--- Start ---

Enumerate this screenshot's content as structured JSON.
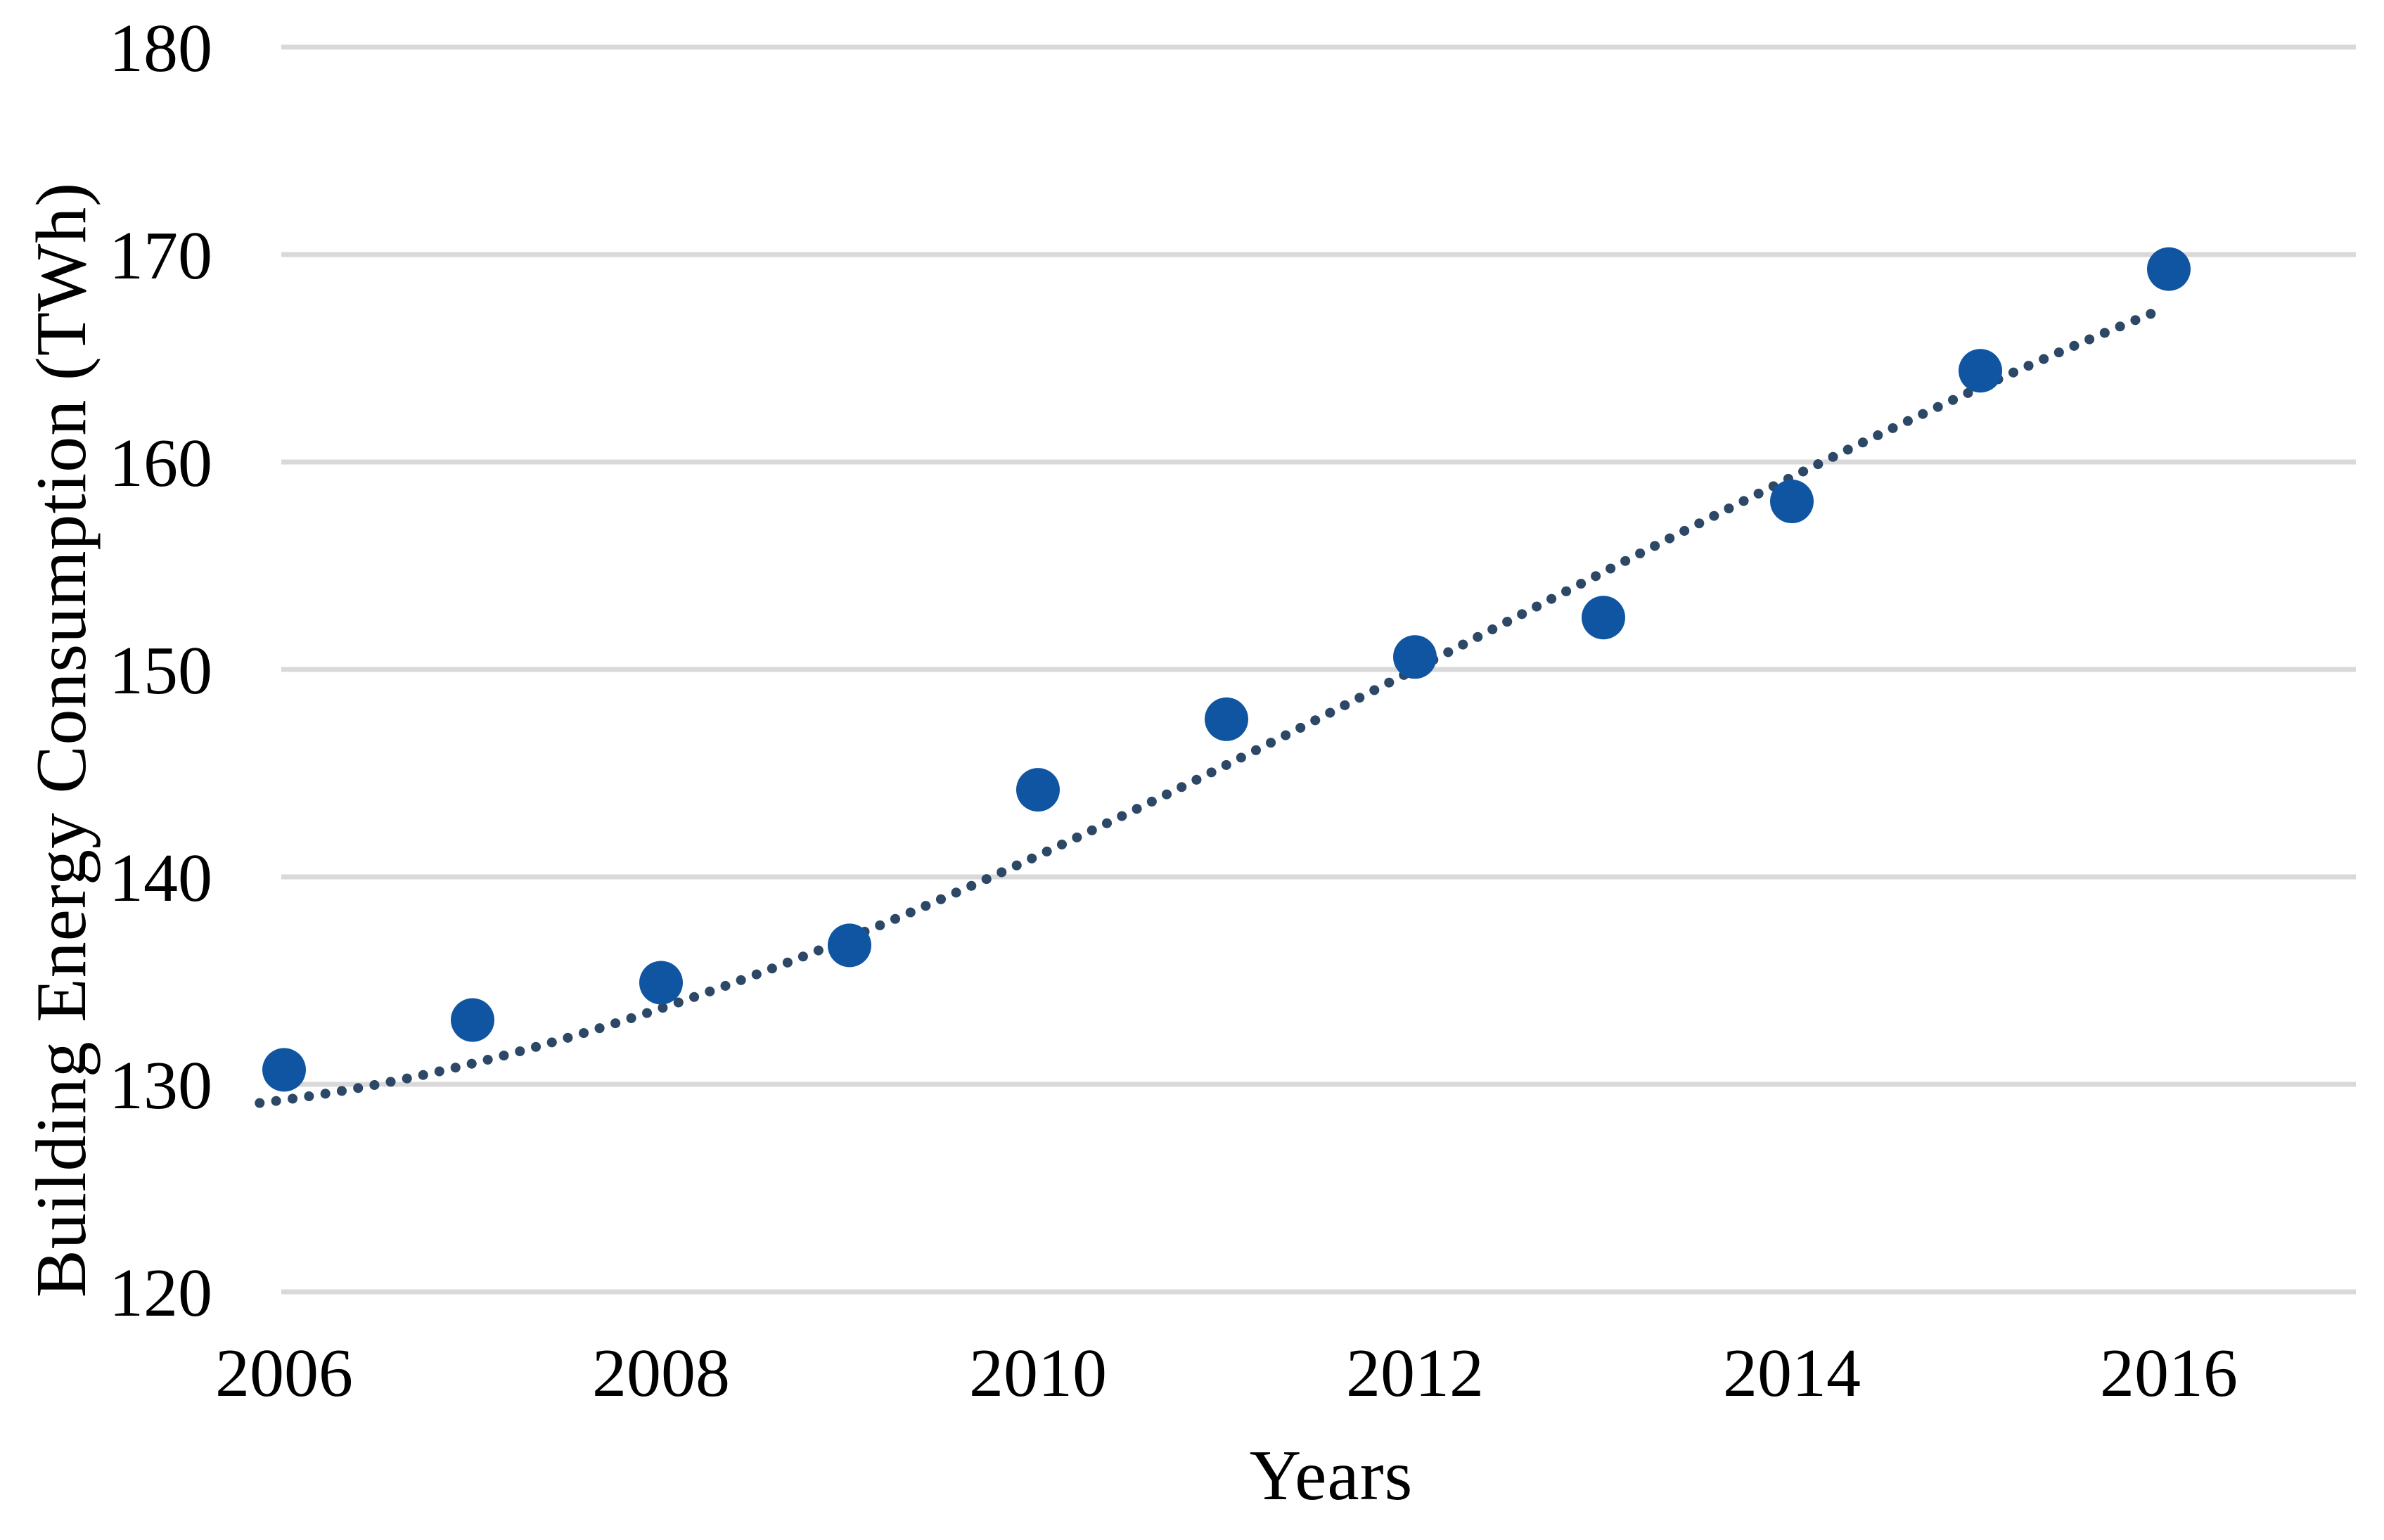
{
  "figure": {
    "background": "#ffffff"
  },
  "y_axis": {
    "title": "Building Energy Consumption (TWh)",
    "ticks": [
      180,
      170,
      160,
      150,
      140,
      130,
      120
    ],
    "min": 120,
    "max": 180
  },
  "x_axis": {
    "title": "Years",
    "ticks": [
      2006,
      2008,
      2010,
      2012,
      2014,
      2016
    ]
  },
  "colors": {
    "marker": "#1055A2",
    "trendline": "#2C4866",
    "gridline": "#D9D9D9",
    "text": "#000000"
  },
  "chart_data": {
    "type": "scatter",
    "title": "",
    "xlabel": "Years",
    "ylabel": "Building Energy Consumption (TWh)",
    "x": [
      2006,
      2007,
      2008,
      2009,
      2010,
      2011,
      2012,
      2013,
      2014,
      2015,
      2016
    ],
    "series": [
      {
        "name": "Building Energy Consumption (TWh)",
        "values": [
          130.7,
          133.1,
          134.9,
          136.7,
          144.2,
          147.6,
          150.6,
          152.5,
          158.1,
          164.4,
          169.3
        ],
        "color": "#1055A2",
        "marker": "circle"
      }
    ],
    "trendline": {
      "style": "dotted",
      "color": "#2C4866",
      "shape": "slightly-convex",
      "bezier": {
        "p0": [
          2005.87,
          129.1
        ],
        "c1": [
          2009.22,
          132.8
        ],
        "c2": [
          2012.57,
          154.9
        ],
        "p3": [
          2015.92,
          167.2
        ]
      }
    },
    "ylim": [
      120,
      180
    ],
    "xlim": [
      2005.6,
      2017.1
    ],
    "grid": "horizontal",
    "legend": "none"
  }
}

--- End ---

Across the data, tally the lines containing "Building" and give back the number alone.

3